[Given records start]
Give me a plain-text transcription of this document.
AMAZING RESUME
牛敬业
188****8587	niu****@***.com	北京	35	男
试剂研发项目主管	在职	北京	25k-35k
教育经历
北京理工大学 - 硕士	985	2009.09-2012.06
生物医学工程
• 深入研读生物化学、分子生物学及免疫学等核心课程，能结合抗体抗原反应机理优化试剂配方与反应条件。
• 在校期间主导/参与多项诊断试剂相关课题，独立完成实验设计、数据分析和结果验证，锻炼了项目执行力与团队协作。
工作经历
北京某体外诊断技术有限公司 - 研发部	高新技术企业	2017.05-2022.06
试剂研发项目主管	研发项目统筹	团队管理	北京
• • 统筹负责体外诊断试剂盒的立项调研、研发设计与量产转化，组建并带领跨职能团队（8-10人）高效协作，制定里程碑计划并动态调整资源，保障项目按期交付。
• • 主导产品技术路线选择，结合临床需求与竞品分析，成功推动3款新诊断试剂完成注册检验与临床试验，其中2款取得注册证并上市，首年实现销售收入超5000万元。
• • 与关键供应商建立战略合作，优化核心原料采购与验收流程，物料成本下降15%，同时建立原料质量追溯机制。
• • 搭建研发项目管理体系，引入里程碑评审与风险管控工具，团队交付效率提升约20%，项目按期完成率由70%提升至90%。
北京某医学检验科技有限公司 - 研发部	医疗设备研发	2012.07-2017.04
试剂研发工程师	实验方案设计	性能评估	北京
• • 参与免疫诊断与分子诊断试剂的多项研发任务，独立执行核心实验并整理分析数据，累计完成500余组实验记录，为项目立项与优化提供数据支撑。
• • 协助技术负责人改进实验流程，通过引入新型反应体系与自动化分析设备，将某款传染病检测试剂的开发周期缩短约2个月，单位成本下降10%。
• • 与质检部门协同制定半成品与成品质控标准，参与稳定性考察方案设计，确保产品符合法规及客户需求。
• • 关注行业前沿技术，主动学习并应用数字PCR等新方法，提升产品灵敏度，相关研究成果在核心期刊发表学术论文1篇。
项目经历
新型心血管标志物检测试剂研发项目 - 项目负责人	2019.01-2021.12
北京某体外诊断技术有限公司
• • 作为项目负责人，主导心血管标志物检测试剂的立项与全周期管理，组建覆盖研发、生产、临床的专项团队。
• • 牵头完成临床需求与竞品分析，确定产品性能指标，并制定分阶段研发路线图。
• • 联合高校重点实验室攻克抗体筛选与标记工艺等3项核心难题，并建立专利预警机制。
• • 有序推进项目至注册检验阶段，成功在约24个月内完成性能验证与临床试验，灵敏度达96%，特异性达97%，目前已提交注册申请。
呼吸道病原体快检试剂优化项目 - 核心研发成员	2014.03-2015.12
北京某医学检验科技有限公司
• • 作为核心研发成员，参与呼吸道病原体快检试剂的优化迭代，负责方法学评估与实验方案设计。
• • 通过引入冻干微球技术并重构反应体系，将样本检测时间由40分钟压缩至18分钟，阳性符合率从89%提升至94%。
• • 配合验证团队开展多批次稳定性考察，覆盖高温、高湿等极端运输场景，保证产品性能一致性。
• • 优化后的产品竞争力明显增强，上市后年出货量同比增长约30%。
[Given records end]
§ What is being asked:
Reproduce the records above exactly as they appear.

§ The response:
Give me a plain-text transcription of this document.
AMAZING RESUME
牛敬业
188****8587	niu****@***.com	北京	35	男
试剂研发项目主管	在职	北京	25k-35k
教育经历
北京理工大学 - 硕士	985	2009.09-2012.06
生物医学工程
• 深入研读生物化学、分子生物学及免疫学等核心课程，能结合抗体抗原反应机理优化试剂配方与反应条件。
• 在校期间主导/参与多项诊断试剂相关课题，独立完成实验设计、数据分析和结果验证，锻炼了项目执行力与团队协作。
工作经历
北京某体外诊断技术有限公司 - 研发部	高新技术企业	2017.05-2022.06
试剂研发项目主管	研发项目统筹	团队管理	北京
• • 统筹负责体外诊断试剂盒的立项调研、研发设计与量产转化，组建并带领跨职能团队（8-10人）高效协作，制定里程碑计划并动态调整资源，保障项目按期交付。
• • 主导产品技术路线选择，结合临床需求与竞品分析，成功推动3款新诊断试剂完成注册检验与临床试验，其中2款取得注册证并上市，首年实现销售收入超5000万元。
• • 与关键供应商建立战略合作，优化核心原料采购与验收流程，物料成本下降15%，同时建立原料质量追溯机制。
• • 搭建研发项目管理体系，引入里程碑评审与风险管控工具，团队交付效率提升约20%，项目按期完成率由70%提升至90%。
北京某医学检验科技有限公司 - 研发部	医疗设备研发	2012.07-2017.04
试剂研发工程师	实验方案设计	性能评估	北京
• • 参与免疫诊断与分子诊断试剂的多项研发任务，独立执行核心实验并整理分析数据，累计完成500余组实验记录，为项目立项与优化提供数据支撑。
• • 协助技术负责人改进实验流程，通过引入新型反应体系与自动化分析设备，将某款传染病检测试剂的开发周期缩短约2个月，单位成本下降10%。
• • 与质检部门协同制定半成品与成品质控标准，参与稳定性考察方案设计，确保产品符合法规及客户需求。
• • 关注行业前沿技术，主动学习并应用数字PCR等新方法，提升产品灵敏度，相关研究成果在核心期刊发表学术论文1篇。
项目经历
新型心血管标志物检测试剂研发项目 - 项目负责人	2019.01-2021.12
北京某体外诊断技术有限公司
• • 作为项目负责人，主导心血管标志物检测试剂的立项与全周期管理，组建覆盖研发、生产、临床的专项团队。
• • 牵头完成临床需求与竞品分析，确定产品性能指标，并制定分阶段研发路线图。
• • 联合高校重点实验室攻克抗体筛选与标记工艺等3项核心难题，并建立专利预警机制。
• • 有序推进项目至注册检验阶段，成功在约24个月内完成性能验证与临床试验，灵敏度达96%，特异性达97%，目前已提交注册申请。
呼吸道病原体快检试剂优化项目 - 核心研发成员	2014.03-2015.12
北京某医学检验科技有限公司
• • 作为核心研发成员，参与呼吸道病原体快检试剂的优化迭代，负责方法学评估与实验方案设计。
• • 通过引入冻干微球技术并重构反应体系，将样本检测时间由40分钟压缩至18分钟，阳性符合率从89%提升至94%。
• • 配合验证团队开展多批次稳定性考察，覆盖高温、高湿等极端运输场景，保证产品性能一致性。
• • 优化后的产品竞争力明显增强，上市后年出货量同比增长约30%。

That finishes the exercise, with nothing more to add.